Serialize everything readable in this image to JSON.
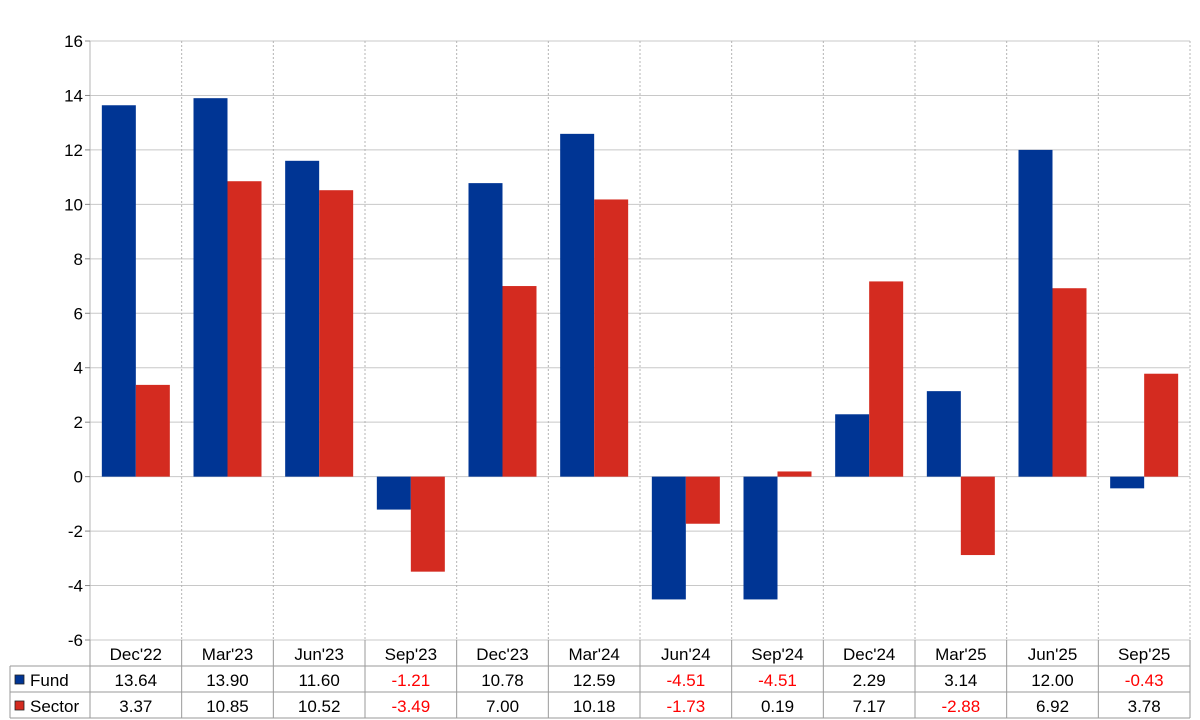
{
  "chart_data": {
    "type": "bar",
    "categories": [
      "Dec'22",
      "Mar'23",
      "Jun'23",
      "Sep'23",
      "Dec'23",
      "Mar'24",
      "Jun'24",
      "Sep'24",
      "Dec'24",
      "Mar'25",
      "Jun'25",
      "Sep'25"
    ],
    "series": [
      {
        "name": "Fund",
        "color": "#003594",
        "values": [
          13.64,
          13.9,
          11.6,
          -1.21,
          10.78,
          12.59,
          -4.51,
          -4.51,
          2.29,
          3.14,
          12.0,
          -0.43
        ],
        "labels": [
          "13.64",
          "13.90",
          "11.60",
          "-1.21",
          "10.78",
          "12.59",
          "-4.51",
          "-4.51",
          "2.29",
          "3.14",
          "12.00",
          "-0.43"
        ]
      },
      {
        "name": "Sector",
        "color": "#d42b20",
        "values": [
          3.37,
          10.85,
          10.52,
          -3.49,
          7.0,
          10.18,
          -1.73,
          0.19,
          7.17,
          -2.88,
          6.92,
          3.78
        ],
        "labels": [
          "3.37",
          "10.85",
          "10.52",
          "-3.49",
          "7.00",
          "10.18",
          "-1.73",
          "0.19",
          "7.17",
          "-2.88",
          "6.92",
          "3.78"
        ]
      }
    ],
    "ylim": [
      -6,
      16
    ],
    "yticks": [
      "-6",
      "-4",
      "-2",
      "0",
      "2",
      "4",
      "6",
      "8",
      "10",
      "12",
      "14",
      "16"
    ],
    "negative_value_color": "#ff0000",
    "grid": true,
    "legend": "data-table-bottom"
  }
}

» **Exercise details**: All records above are to be printed exactly, minus the pictures they contain.

» **Response**:
Serialize everything readable in this image to JSON.
{
  "chart_data": {
    "type": "bar",
    "categories": [
      "Dec'22",
      "Mar'23",
      "Jun'23",
      "Sep'23",
      "Dec'23",
      "Mar'24",
      "Jun'24",
      "Sep'24",
      "Dec'24",
      "Mar'25",
      "Jun'25",
      "Sep'25"
    ],
    "series": [
      {
        "name": "Fund",
        "color": "#003594",
        "values": [
          13.64,
          13.9,
          11.6,
          -1.21,
          10.78,
          12.59,
          -4.51,
          -4.51,
          2.29,
          3.14,
          12.0,
          -0.43
        ],
        "labels": [
          "13.64",
          "13.90",
          "11.60",
          "-1.21",
          "10.78",
          "12.59",
          "-4.51",
          "-4.51",
          "2.29",
          "3.14",
          "12.00",
          "-0.43"
        ]
      },
      {
        "name": "Sector",
        "color": "#d42b20",
        "values": [
          3.37,
          10.85,
          10.52,
          -3.49,
          7.0,
          10.18,
          -1.73,
          0.19,
          7.17,
          -2.88,
          6.92,
          3.78
        ],
        "labels": [
          "3.37",
          "10.85",
          "10.52",
          "-3.49",
          "7.00",
          "10.18",
          "-1.73",
          "0.19",
          "7.17",
          "-2.88",
          "6.92",
          "3.78"
        ]
      }
    ],
    "ylim": [
      -6,
      16
    ],
    "yticks": [
      "-6",
      "-4",
      "-2",
      "0",
      "2",
      "4",
      "6",
      "8",
      "10",
      "12",
      "14",
      "16"
    ],
    "negative_value_color": "#ff0000",
    "grid": true,
    "legend": "data-table-bottom"
  }
}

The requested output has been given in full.